Tasks to perform
(A) Summarize the Xen mailing-list post in two sentences.
(B) Duplicate the Xen mailing-list post word for word, starting with "LKML Archive on" and going on through "(permalink / raw)".
(C) Pick up the Xen mailing-list post after its last shown sentence and continue writing it.

Page text
[START]

LKML Archive on lore.kernel.org
help / color / mirror / Atom feed
* Re: Xen paravirt frontend block hang
       [not found] <4772AC8E.7010007@theshore.net>
@ 2008-02-28 20:00 ` Jeremy Fitzhardinge
  2008-03-02  0:43   ` Christopher S. Aker
       [not found] ` <47758352.5040504@goop.org>
  1 sibling, 1 reply; 7+ messages in thread
From: Jeremy Fitzhardinge @ 2008-02-28 20:00 UTC (permalink / raw)
  To: Christopher S. Aker; +Cc: virtualization, Linux Kernel Mailing List, Xen-devel

[-- Attachment #1: Type: text/plain, Size: 1664 bytes --]

Christopher S. Aker wrote:
> Sorry for the noise if this isn't the appropriate venue for this.  I 
> posted this last month to xen-devel:
>
> http://lists.xensource.com/archives/html/xen-devel/2007-11/msg00777.html
>
> I can reliably cause a paravirt_ops Xen guest to hang during intensive 
> IO.  My current recipe is an untar/tar loop, without compression, of a 
> kernel tree.  For example:
>
> wget http://kernel.org/pub/linux/kernel/v2.6/linux-2.6.23.tar.bz2
> bzip2 -d linux-2.6.23.tar.bz2
>
> while true;
>   echo `date`
>   tar xf linux-2.6.23.tar
>   tar cf linux-2.6.23.tar linux-2.6.23
> done
>
> After a few loops, anything that touches the xvd device that hung will 
> get stuck in D state.

[END]

Records
[START]

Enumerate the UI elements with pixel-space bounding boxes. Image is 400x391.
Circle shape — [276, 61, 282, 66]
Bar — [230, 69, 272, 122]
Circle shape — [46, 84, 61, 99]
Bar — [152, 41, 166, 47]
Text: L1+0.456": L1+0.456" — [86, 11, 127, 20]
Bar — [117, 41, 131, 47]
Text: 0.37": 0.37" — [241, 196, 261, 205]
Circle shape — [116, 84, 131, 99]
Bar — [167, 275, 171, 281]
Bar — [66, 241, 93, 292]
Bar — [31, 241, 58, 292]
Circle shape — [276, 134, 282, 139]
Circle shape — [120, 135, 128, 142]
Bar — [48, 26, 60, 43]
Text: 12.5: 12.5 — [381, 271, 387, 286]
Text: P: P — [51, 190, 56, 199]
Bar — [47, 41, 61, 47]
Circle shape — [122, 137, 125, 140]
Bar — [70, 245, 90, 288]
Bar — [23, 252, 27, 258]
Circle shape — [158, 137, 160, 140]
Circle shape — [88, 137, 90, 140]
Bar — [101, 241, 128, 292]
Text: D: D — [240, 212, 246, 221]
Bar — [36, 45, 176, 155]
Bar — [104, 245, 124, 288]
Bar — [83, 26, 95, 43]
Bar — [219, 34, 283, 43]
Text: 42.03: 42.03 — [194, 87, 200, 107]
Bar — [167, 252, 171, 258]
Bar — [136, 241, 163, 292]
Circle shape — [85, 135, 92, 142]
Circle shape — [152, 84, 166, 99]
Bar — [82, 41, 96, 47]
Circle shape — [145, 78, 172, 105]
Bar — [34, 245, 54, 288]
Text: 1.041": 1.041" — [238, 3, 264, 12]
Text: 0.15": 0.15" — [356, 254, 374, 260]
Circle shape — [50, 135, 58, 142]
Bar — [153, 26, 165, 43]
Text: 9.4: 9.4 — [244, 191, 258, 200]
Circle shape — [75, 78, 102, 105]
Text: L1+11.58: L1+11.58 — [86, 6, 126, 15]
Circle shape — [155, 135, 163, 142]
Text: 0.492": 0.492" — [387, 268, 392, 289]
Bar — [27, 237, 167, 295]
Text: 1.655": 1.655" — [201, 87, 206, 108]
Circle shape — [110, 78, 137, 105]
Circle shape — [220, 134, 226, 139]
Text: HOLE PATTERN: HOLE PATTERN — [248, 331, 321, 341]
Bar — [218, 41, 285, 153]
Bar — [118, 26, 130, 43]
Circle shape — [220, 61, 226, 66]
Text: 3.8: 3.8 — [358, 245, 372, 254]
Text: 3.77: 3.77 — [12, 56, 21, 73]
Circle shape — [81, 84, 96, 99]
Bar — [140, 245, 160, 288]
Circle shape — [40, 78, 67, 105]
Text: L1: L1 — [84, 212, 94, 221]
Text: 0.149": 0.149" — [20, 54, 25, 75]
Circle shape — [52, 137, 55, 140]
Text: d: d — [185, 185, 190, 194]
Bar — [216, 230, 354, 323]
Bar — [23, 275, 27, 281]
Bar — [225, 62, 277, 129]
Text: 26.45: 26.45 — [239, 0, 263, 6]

[END]

Solved tasks
(A) Jeremy Fitzhardinge's reply quotes Christopher S. Aker reporting that he can reliably make a paravirt_ops Xen guest hang during intensive IO by running an uncompressed untar/tar loop of a kernel tree. After a few loops, anything that touches the hung xvd device gets stuck in D state.

(B)
LKML Archive on lore.kernel.org
help / color / mirror / Atom feed
* Re: Xen paravirt frontend block hang
       [not found] <4772AC8E.7010007@theshore.net>
@ 2008-02-28 20:00 ` Jeremy Fitzhardinge
  2008-03-02  0:43   ` Christopher S. Aker
       [not found] ` <47758352.5040504@goop.org>
  1 sibling, 1 reply; 7+ messages in thread
From: Jeremy Fitzhardinge @ 2008-02-28 20:00 UTC (permalink / raw)

(C)
I've been running this all night without seeing any problem.  I'm using 
current x86.git#testing with a few local patches, but nothing especially 
relevent-looking.

Could you try the attached patch to see if it makes any difference?

    J

>
> This happens on both a 2.6.16 and 2.6.18 dom0 (3.1.2 tools).  Paravirt 
> guests I've tried that exhibit the problem: 2.6.23.8, 2.6.23.12, and 
> 2.6.24-rc6.  It does *not* occur using the Xensource 2.6.18 domU tree 
> from 3.1.2.  In all cases, the host continues to run fine, nothing out 
> of the ordinary is logged on the dom0 side, xenstore reports the 
> status of the devices is fine.
>
> Can anyone reproduce this problem, or let me know what else I can 
> provide to help track this down?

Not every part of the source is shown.